■ **Instructions for the task**
Show all the lines in the data below that include the word "habilidades".

■ **Supplied data**

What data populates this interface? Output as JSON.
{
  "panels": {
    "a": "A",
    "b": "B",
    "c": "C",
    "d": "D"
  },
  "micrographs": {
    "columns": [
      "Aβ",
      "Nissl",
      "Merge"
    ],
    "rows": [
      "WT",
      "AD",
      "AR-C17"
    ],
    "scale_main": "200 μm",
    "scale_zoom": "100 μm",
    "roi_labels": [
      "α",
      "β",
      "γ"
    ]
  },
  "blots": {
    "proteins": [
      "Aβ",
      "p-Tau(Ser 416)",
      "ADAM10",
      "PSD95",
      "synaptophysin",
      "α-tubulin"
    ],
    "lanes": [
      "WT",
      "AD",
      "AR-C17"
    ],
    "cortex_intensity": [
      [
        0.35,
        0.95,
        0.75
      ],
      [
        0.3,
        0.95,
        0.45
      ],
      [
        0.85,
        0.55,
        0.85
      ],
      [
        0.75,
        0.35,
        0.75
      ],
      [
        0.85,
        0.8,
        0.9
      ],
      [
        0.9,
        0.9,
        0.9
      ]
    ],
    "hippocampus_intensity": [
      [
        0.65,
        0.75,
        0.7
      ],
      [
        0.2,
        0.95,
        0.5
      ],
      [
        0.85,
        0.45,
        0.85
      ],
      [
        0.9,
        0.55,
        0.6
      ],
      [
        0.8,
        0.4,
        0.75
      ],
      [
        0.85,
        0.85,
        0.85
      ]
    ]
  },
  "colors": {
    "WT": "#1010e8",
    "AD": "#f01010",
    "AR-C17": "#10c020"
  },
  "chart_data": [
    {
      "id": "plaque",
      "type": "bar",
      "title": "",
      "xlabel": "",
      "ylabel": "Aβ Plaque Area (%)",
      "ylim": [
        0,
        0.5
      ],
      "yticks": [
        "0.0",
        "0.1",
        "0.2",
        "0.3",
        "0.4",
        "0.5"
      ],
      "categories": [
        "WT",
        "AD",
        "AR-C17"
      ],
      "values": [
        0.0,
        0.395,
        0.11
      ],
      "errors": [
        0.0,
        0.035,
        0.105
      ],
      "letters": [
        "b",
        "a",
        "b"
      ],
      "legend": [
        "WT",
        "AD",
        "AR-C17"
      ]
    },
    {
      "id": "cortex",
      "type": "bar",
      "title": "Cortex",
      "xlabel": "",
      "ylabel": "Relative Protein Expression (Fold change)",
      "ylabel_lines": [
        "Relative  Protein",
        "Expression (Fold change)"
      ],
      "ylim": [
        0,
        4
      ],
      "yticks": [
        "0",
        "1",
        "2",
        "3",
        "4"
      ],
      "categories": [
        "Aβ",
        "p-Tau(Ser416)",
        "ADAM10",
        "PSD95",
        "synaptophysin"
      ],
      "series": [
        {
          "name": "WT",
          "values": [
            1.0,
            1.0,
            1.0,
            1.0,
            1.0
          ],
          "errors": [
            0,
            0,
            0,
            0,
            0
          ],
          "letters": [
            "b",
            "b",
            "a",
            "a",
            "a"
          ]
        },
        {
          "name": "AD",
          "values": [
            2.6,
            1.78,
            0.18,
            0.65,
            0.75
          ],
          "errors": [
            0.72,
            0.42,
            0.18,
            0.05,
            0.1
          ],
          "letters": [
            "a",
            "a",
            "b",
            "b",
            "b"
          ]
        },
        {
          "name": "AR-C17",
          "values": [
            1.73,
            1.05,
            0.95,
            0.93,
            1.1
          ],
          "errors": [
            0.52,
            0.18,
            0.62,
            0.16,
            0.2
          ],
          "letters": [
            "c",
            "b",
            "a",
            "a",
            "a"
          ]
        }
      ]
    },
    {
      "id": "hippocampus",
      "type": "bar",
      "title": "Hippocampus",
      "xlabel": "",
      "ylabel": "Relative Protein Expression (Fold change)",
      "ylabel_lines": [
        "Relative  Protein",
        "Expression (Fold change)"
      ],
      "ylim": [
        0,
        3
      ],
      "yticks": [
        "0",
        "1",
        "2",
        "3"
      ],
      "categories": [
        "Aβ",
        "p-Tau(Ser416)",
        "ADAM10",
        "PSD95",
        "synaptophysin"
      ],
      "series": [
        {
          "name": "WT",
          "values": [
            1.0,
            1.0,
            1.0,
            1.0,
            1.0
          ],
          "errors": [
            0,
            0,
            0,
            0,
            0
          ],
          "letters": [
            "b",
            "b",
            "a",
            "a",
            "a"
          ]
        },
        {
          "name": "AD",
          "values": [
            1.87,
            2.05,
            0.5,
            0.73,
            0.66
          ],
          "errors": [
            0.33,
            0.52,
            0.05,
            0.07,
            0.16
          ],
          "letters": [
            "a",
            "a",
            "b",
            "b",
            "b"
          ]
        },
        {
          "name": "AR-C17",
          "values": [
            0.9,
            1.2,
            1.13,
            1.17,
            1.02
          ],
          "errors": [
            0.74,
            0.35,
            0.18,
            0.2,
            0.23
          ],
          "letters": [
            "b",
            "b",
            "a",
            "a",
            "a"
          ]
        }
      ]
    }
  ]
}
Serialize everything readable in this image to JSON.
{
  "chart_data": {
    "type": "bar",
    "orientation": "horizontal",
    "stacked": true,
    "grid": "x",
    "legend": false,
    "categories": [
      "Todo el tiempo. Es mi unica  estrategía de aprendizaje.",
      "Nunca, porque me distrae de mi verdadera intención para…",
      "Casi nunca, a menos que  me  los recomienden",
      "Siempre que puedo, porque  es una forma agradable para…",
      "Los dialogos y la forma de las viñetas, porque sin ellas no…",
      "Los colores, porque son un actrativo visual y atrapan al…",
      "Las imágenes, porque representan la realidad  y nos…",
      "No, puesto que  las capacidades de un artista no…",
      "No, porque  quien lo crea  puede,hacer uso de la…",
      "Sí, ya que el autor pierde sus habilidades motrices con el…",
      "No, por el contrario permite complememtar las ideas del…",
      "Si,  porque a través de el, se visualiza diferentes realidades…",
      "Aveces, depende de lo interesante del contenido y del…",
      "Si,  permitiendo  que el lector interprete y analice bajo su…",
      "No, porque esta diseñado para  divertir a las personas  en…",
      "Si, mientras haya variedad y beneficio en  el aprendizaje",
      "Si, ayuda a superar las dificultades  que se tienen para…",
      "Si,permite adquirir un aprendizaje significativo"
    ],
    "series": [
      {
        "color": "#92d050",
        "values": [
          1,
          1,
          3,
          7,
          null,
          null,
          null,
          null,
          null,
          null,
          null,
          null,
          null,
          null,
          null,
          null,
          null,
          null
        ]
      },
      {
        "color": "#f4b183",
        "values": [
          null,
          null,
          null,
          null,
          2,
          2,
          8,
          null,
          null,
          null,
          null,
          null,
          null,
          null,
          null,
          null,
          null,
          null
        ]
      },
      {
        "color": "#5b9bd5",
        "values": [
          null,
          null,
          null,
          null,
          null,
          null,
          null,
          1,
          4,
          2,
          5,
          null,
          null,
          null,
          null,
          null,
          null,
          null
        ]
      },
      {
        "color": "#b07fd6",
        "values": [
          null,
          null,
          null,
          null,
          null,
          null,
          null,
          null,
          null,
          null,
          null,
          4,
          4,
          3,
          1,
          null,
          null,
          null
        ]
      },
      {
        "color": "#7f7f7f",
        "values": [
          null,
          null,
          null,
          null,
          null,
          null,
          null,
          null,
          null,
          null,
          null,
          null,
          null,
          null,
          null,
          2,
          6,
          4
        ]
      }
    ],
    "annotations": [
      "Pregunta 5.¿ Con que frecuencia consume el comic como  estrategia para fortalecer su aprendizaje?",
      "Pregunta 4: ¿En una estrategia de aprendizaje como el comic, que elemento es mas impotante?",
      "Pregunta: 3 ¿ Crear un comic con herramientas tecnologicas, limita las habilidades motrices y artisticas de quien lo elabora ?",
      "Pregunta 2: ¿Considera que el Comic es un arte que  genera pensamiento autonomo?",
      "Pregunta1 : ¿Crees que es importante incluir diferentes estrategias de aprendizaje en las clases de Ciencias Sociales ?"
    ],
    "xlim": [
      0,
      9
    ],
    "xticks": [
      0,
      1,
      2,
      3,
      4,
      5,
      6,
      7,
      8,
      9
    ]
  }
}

■ **Task result**
      "Sí, ya que el autor pierde sus habilidades motrices con el…",
      "Pregunta: 3 ¿ Crear un comic con herramientas tecnologicas, limita las habilidades motrices y artisticas de quien lo elabora ?",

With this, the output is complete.